━━ PROVIDED DATA ━━

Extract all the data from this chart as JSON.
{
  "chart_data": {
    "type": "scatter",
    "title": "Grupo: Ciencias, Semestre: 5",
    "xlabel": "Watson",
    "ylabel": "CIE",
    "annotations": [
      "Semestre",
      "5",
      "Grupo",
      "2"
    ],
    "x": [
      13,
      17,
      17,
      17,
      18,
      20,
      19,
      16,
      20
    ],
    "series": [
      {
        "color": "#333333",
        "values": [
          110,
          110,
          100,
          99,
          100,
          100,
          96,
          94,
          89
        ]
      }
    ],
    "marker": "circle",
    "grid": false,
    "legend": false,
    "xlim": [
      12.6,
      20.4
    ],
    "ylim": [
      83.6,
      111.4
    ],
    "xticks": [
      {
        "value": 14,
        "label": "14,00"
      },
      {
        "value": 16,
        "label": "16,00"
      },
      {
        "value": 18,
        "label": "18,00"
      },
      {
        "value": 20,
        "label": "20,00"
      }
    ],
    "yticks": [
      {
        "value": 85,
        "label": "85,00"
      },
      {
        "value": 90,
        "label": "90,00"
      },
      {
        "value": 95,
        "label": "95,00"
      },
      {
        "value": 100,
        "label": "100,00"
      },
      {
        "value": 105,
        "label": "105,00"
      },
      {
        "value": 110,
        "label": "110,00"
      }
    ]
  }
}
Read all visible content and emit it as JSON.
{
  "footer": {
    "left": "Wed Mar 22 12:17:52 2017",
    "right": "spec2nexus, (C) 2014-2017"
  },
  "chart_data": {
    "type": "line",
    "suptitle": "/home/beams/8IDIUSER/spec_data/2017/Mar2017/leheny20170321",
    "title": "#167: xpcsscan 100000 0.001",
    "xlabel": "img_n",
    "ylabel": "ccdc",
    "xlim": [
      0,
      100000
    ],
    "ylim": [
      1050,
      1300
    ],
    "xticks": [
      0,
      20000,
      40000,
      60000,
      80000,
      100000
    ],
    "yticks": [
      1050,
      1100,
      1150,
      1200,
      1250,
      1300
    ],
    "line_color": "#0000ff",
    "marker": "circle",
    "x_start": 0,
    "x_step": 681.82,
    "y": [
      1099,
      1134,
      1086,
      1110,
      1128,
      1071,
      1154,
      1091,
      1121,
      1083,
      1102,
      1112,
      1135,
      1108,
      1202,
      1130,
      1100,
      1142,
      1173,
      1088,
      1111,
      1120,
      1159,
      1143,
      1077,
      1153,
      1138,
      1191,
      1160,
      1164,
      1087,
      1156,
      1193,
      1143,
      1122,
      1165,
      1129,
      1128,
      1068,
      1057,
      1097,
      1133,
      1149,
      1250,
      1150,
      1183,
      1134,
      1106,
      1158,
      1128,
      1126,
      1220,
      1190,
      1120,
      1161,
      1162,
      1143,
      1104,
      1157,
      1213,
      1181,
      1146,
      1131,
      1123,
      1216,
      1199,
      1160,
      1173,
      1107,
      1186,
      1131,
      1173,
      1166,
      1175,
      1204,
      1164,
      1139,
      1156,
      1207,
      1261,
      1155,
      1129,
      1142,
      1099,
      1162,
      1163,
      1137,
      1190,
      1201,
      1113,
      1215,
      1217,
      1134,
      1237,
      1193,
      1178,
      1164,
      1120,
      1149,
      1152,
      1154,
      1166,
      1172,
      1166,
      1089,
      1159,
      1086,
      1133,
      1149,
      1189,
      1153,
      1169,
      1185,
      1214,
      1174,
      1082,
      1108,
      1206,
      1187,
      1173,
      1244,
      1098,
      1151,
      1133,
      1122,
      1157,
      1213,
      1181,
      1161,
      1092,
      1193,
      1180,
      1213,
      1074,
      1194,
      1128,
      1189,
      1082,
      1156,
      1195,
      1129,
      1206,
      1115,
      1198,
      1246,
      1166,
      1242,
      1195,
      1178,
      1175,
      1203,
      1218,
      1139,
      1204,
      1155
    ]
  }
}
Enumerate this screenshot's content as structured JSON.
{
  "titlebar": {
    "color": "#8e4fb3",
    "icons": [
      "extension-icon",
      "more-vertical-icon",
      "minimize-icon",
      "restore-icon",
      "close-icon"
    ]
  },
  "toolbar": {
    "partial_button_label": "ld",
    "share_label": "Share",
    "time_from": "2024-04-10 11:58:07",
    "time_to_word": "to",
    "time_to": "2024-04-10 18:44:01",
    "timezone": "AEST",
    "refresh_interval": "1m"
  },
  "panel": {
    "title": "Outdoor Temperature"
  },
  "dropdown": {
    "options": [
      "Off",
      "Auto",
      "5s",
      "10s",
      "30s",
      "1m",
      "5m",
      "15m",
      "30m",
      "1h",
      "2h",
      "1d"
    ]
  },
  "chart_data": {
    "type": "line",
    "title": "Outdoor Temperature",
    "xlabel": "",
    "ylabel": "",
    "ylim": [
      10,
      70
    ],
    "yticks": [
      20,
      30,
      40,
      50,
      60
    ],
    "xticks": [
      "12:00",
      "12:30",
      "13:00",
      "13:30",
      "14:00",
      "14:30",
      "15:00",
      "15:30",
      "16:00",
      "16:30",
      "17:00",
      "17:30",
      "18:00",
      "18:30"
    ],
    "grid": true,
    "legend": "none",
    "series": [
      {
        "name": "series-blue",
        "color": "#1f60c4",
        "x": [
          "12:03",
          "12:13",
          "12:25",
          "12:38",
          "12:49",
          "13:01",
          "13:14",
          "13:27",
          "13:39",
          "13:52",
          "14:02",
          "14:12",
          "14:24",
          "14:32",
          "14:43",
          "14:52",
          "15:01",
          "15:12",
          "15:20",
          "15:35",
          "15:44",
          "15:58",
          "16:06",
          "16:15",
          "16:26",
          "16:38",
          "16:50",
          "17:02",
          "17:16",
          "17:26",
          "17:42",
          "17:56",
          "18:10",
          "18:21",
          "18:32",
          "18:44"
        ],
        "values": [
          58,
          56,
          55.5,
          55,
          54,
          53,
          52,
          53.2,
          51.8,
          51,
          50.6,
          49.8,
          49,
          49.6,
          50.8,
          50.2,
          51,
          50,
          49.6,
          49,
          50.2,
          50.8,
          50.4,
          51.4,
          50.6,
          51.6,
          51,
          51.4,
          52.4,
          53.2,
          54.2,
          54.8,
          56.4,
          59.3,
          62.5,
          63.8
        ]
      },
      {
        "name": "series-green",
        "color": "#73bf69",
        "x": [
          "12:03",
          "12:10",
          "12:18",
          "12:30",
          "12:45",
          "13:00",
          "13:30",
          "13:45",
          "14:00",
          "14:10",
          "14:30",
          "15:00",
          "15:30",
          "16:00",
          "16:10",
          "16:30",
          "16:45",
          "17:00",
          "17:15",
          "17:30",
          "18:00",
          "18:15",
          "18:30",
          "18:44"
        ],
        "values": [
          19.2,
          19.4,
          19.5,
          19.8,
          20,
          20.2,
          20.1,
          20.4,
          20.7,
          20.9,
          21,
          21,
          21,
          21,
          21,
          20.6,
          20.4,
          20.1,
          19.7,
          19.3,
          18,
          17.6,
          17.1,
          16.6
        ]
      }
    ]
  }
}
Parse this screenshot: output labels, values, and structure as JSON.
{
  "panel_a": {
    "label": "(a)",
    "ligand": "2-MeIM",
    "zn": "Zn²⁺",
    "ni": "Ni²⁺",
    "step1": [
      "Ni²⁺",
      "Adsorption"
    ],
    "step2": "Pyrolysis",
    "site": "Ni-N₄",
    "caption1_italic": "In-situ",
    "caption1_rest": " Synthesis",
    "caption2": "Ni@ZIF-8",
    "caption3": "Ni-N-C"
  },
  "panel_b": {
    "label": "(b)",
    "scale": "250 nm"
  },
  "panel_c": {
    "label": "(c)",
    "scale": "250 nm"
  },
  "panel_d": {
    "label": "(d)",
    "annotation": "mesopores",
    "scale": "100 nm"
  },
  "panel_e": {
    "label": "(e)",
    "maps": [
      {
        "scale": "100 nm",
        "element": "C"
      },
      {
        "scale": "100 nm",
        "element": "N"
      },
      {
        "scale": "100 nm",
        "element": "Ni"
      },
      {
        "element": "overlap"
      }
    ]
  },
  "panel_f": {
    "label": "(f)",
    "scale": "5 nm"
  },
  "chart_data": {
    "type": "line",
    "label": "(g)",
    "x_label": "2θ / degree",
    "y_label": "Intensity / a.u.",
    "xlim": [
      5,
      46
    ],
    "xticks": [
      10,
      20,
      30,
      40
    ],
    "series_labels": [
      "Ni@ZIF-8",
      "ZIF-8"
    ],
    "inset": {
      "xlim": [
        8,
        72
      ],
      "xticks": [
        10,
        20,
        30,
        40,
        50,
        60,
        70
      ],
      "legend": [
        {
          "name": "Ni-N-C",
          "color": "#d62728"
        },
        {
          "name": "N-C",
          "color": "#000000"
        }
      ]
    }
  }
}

━━━

GIVEN TASK
Scan the listing above. Collect all lines with the word "Outdoor".

RESULT FOR THIS EXERCISE
    "title": "Outdoor Temperature"
    "title": "Outdoor Temperature",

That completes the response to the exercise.